- [Prompt] Edit the records below so that each "group-header" becomes "section-header", and give them again with nothing else changed. Leave the pictures out.

- [Material for this exercise]
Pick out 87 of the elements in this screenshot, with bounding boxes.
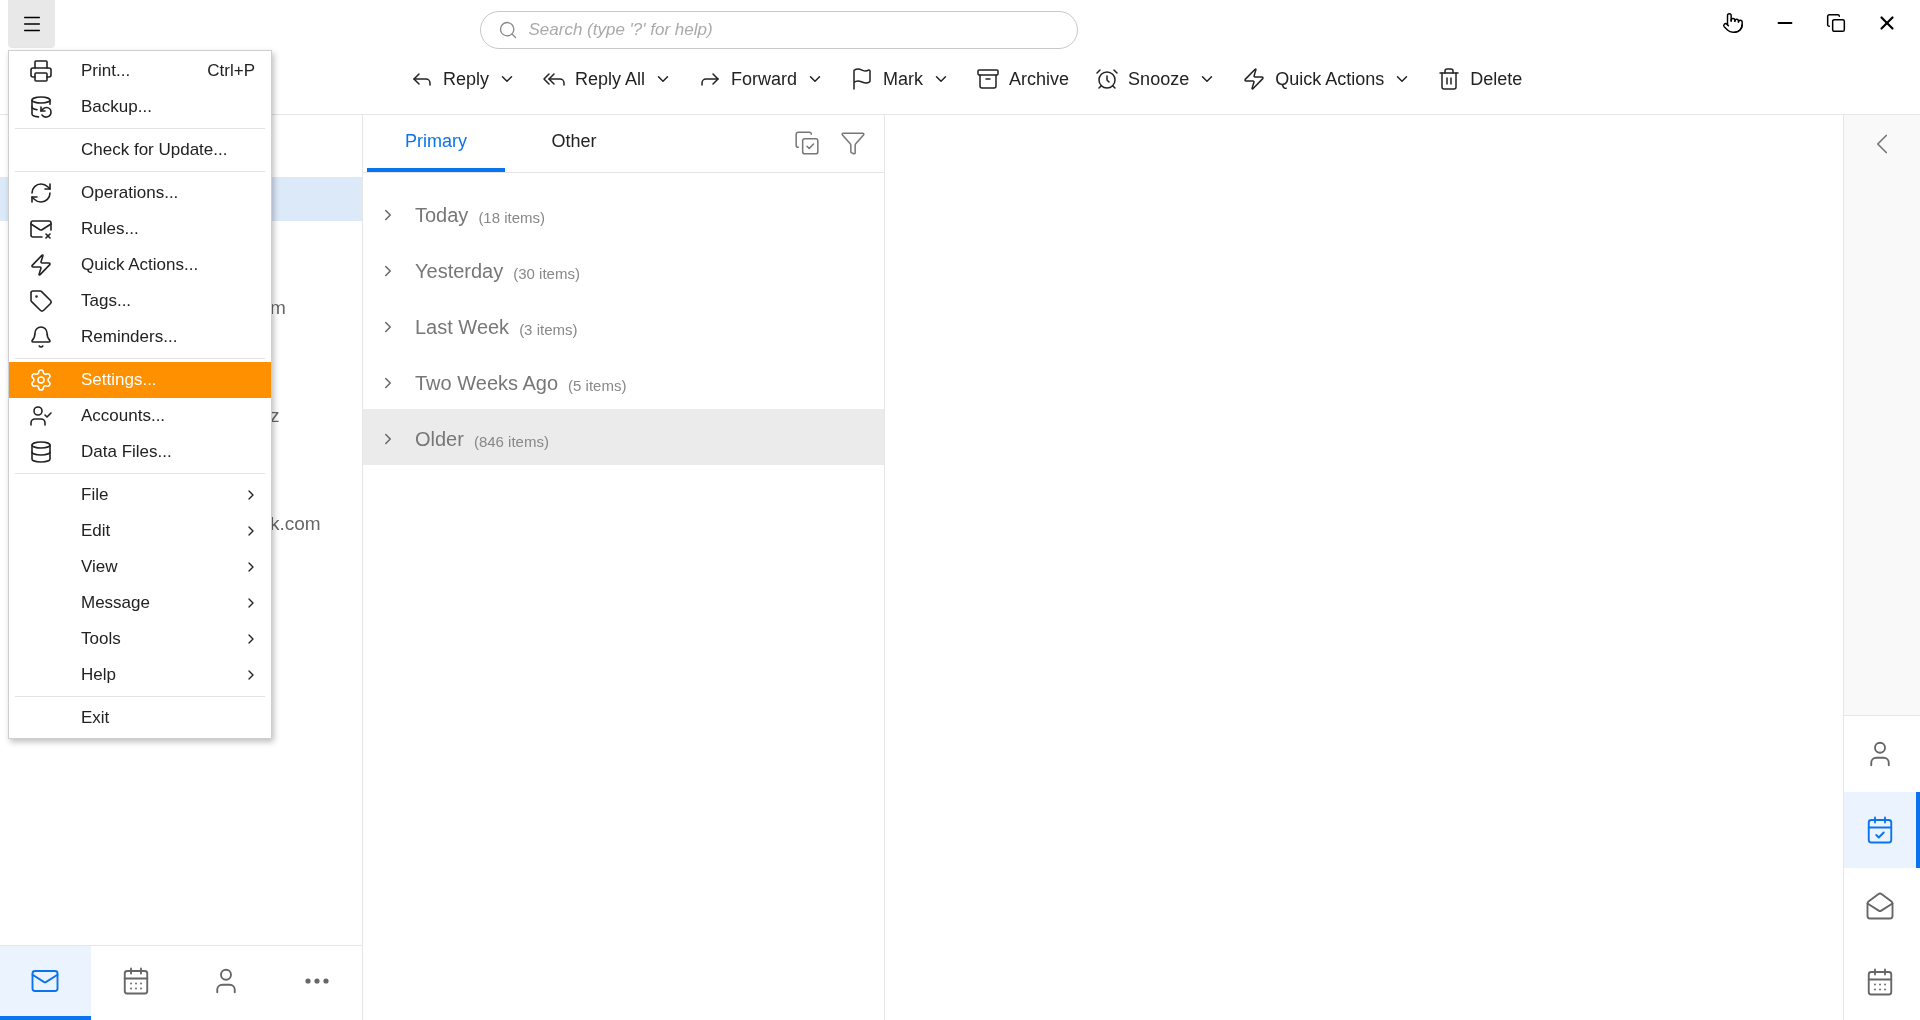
menu-item[interactable]: Check for Update... [9, 132, 271, 168]
shortcut-label: Ctrl+P [207, 60, 256, 83]
menu-item-label: Accounts... [80, 405, 167, 428]
tab[interactable]: Other [505, 114, 643, 172]
menu-item[interactable]: Accounts... [9, 398, 271, 434]
group-label: Two Weeks Ago [415, 371, 559, 396]
lightning-icon [1242, 67, 1267, 91]
menu-item-label: Settings... [80, 369, 158, 392]
group-header[interactable]: Yesterday (30 items) [363, 241, 884, 297]
toolbar-button[interactable]: Archive [976, 65, 1070, 93]
menu-item[interactable]: File [9, 477, 271, 513]
settings-icon [29, 368, 53, 392]
tag-icon [29, 289, 53, 313]
menu-item-label: Message [80, 592, 151, 615]
item-count: (30 items) [513, 263, 580, 284]
alarm-clock-icon [1095, 67, 1120, 91]
toolbar-button[interactable]: Delete [1437, 65, 1523, 93]
menu-item-label: Print... [80, 60, 132, 83]
menu-item[interactable]: Help [9, 657, 271, 693]
menu-item-label: Backup... [80, 96, 153, 119]
toolbar-button[interactable]: Mark [850, 65, 951, 93]
database-icon [29, 440, 53, 464]
lightning-icon [29, 253, 53, 277]
menu-item-label: Data Files... [80, 441, 173, 464]
menu-item-label: Check for Update... [80, 139, 229, 162]
menu-item[interactable]: Reminders... [9, 319, 271, 355]
menu-item[interactable]: Backup... [9, 89, 271, 125]
search-field[interactable]: Search (type '?' for help) [479, 11, 1078, 49]
menu-item[interactable]: Edit [9, 513, 271, 549]
more-icon [304, 978, 329, 984]
nav-tab[interactable] [0, 946, 91, 1020]
menu-item[interactable]: Exit [9, 700, 271, 736]
toolbar-button[interactable]: Snooze [1095, 65, 1217, 93]
restore-icon[interactable] [1826, 13, 1846, 33]
menu-item[interactable]: Data Files... [9, 434, 271, 470]
calendar-icon [1865, 967, 1895, 997]
menu-item-label: Tags... [80, 290, 133, 313]
group-label: Last Week [415, 315, 510, 340]
toolbar-button[interactable]: Reply All [542, 65, 673, 93]
group-label: Today [415, 203, 469, 228]
archive-icon [976, 67, 1001, 91]
item-count: (846 items) [473, 431, 549, 452]
item-count: (5 items) [568, 375, 627, 396]
menu-item[interactable]: Print... Ctrl+P [9, 53, 271, 89]
menu-item[interactable]: Tools [9, 621, 271, 657]
menu-item-label: Edit [80, 520, 112, 543]
menu-item[interactable]: Tags... [9, 283, 271, 319]
menu-item[interactable]: Quick Actions... [9, 247, 271, 283]
item-count: (3 items) [519, 319, 578, 340]
group-label: Yesterday [415, 259, 504, 284]
toolbar-button[interactable]: Quick Actions [1242, 65, 1412, 93]
group-header[interactable]: Last Week (3 items) [363, 297, 884, 353]
toolbar-button[interactable]: Reply [410, 65, 517, 93]
toolbar-button[interactable]: Forward [698, 65, 825, 93]
bell-icon [29, 325, 53, 349]
menu-item[interactable]: Message [9, 585, 271, 621]
menu-item-label: Quick Actions... [80, 254, 200, 277]
menu-item[interactable]: View [9, 549, 271, 585]
backup-icon [29, 95, 53, 119]
tab[interactable]: Primary [367, 114, 505, 172]
group-label: Older [415, 427, 464, 452]
menu-button[interactable] [8, 0, 55, 48]
touch-pointer-icon[interactable] [1722, 12, 1744, 34]
menu-item-label: File [80, 484, 110, 507]
rail-button[interactable] [1844, 792, 1920, 868]
menu-item-label: View [80, 556, 119, 579]
open-mail-icon [1865, 891, 1895, 921]
menu-item[interactable]: Operations... [9, 175, 271, 211]
trash-icon [1437, 67, 1462, 91]
menu-item[interactable]: Rules... [9, 211, 271, 247]
group-header[interactable]: Two Weeks Ago (5 items) [363, 353, 884, 409]
calendar-check-icon [1865, 815, 1895, 845]
menu-item-label: Tools [80, 628, 122, 651]
menu-item-label: Rules... [80, 218, 140, 241]
group-header[interactable]: Older (846 items) [363, 409, 884, 465]
menu-item-label: Help [80, 664, 117, 687]
menu-item-label: Exit [80, 707, 111, 730]
menu-item-label: Reminders... [80, 326, 179, 349]
menu-item-label: Operations... [80, 182, 180, 205]
filter-icon[interactable] [840, 130, 866, 156]
refresh-icon [29, 181, 53, 205]
select-all-icon[interactable] [794, 130, 820, 156]
printer-icon [29, 59, 53, 83]
item-count: (18 items) [478, 207, 546, 228]
group-header[interactable]: Today (18 items) [363, 185, 884, 241]
mail-rules-icon [29, 217, 53, 241]
search-icon [497, 20, 518, 40]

- [Solution to the problem]
Pick out 87 of the elements in this screenshot, with bounding boxes.
menu-item[interactable]: Check for Update... [9, 132, 271, 168]
shortcut-label: Ctrl+P [207, 60, 256, 83]
menu-item-label: Accounts... [80, 405, 167, 428]
tab[interactable]: Other [505, 114, 643, 172]
menu-item[interactable]: Accounts... [9, 398, 271, 434]
group-label: Two Weeks Ago [415, 371, 559, 396]
lightning-icon [1242, 67, 1267, 91]
menu-item-label: Settings... [80, 369, 158, 392]
section-header[interactable]: Yesterday (30 items) [363, 241, 884, 297]
toolbar-button[interactable]: Archive [976, 65, 1070, 93]
menu-item[interactable]: File [9, 477, 271, 513]
settings-icon [29, 368, 53, 392]
tag-icon [29, 289, 53, 313]
menu-item-label: Message [80, 592, 151, 615]
item-count: (30 items) [513, 263, 580, 284]
alarm-clock-icon [1095, 67, 1120, 91]
toolbar-button[interactable]: Delete [1437, 65, 1523, 93]
menu-item-label: Print... [80, 60, 132, 83]
menu-item[interactable]: Help [9, 657, 271, 693]
menu-item-label: Backup... [80, 96, 153, 119]
toolbar-button[interactable]: Mark [850, 65, 951, 93]
database-icon [29, 440, 53, 464]
lightning-icon [29, 253, 53, 277]
menu-item-label: Data Files... [80, 441, 173, 464]
menu-item-label: Check for Update... [80, 139, 229, 162]
menu-item[interactable]: Reminders... [9, 319, 271, 355]
menu-item[interactable]: Backup... [9, 89, 271, 125]
search-field[interactable]: Search (type '?' for help) [479, 11, 1078, 49]
menu-item[interactable]: Edit [9, 513, 271, 549]
more-icon [304, 978, 329, 984]
nav-tab[interactable] [0, 946, 91, 1020]
menu-item[interactable]: Exit [9, 700, 271, 736]
toolbar-button[interactable]: Snooze [1095, 65, 1217, 93]
restore-icon[interactable] [1826, 13, 1846, 33]
menu-item[interactable]: Data Files... [9, 434, 271, 470]
calendar-icon [1865, 967, 1895, 997]
menu-item-label: Tags... [80, 290, 133, 313]
group-label: Last Week [415, 315, 510, 340]
toolbar-button[interactable]: Reply All [542, 65, 673, 93]
group-label: Today [415, 203, 469, 228]
archive-icon [976, 67, 1001, 91]
item-count: (846 items) [473, 431, 549, 452]
item-count: (5 items) [568, 375, 627, 396]
menu-item[interactable]: Print... Ctrl+P [9, 53, 271, 89]
menu-item[interactable]: Tools [9, 621, 271, 657]
menu-item-label: Edit [80, 520, 112, 543]
menu-item[interactable]: Tags... [9, 283, 271, 319]
menu-item[interactable]: Quick Actions... [9, 247, 271, 283]
item-count: (3 items) [519, 319, 578, 340]
group-label: Yesterday [415, 259, 504, 284]
toolbar-button[interactable]: Quick Actions [1242, 65, 1412, 93]
section-header[interactable]: Last Week (3 items) [363, 297, 884, 353]
toolbar-button[interactable]: Reply [410, 65, 517, 93]
toolbar-button[interactable]: Forward [698, 65, 825, 93]
bell-icon [29, 325, 53, 349]
menu-item[interactable]: Message [9, 585, 271, 621]
menu-item-label: Quick Actions... [80, 254, 200, 277]
menu-item[interactable]: View [9, 549, 271, 585]
backup-icon [29, 95, 53, 119]
tab[interactable]: Primary [367, 114, 505, 172]
group-label: Older [415, 427, 464, 452]
menu-button[interactable] [8, 0, 55, 48]
touch-pointer-icon[interactable] [1722, 12, 1744, 34]
menu-item-label: File [80, 484, 110, 507]
rail-button[interactable] [1844, 792, 1920, 868]
menu-item-label: View [80, 556, 119, 579]
open-mail-icon [1865, 891, 1895, 921]
menu-item[interactable]: Operations... [9, 175, 271, 211]
trash-icon [1437, 67, 1462, 91]
menu-item[interactable]: Rules... [9, 211, 271, 247]
section-header[interactable]: Two Weeks Ago (5 items) [363, 353, 884, 409]
calendar-check-icon [1865, 815, 1895, 845]
menu-item-label: Tools [80, 628, 122, 651]
menu-item-label: Rules... [80, 218, 140, 241]
section-header[interactable]: Older (846 items) [363, 409, 884, 465]
menu-item-label: Help [80, 664, 117, 687]
menu-item-label: Exit [80, 707, 111, 730]
menu-item-label: Reminders... [80, 326, 179, 349]
menu-item-label: Operations... [80, 182, 180, 205]
filter-icon[interactable] [840, 130, 866, 156]
refresh-icon [29, 181, 53, 205]
select-all-icon[interactable] [794, 130, 820, 156]
printer-icon [29, 59, 53, 83]
item-count: (18 items) [478, 207, 546, 228]
section-header[interactable]: Today (18 items) [363, 185, 884, 241]
mail-rules-icon [29, 217, 53, 241]
search-icon [497, 20, 518, 40]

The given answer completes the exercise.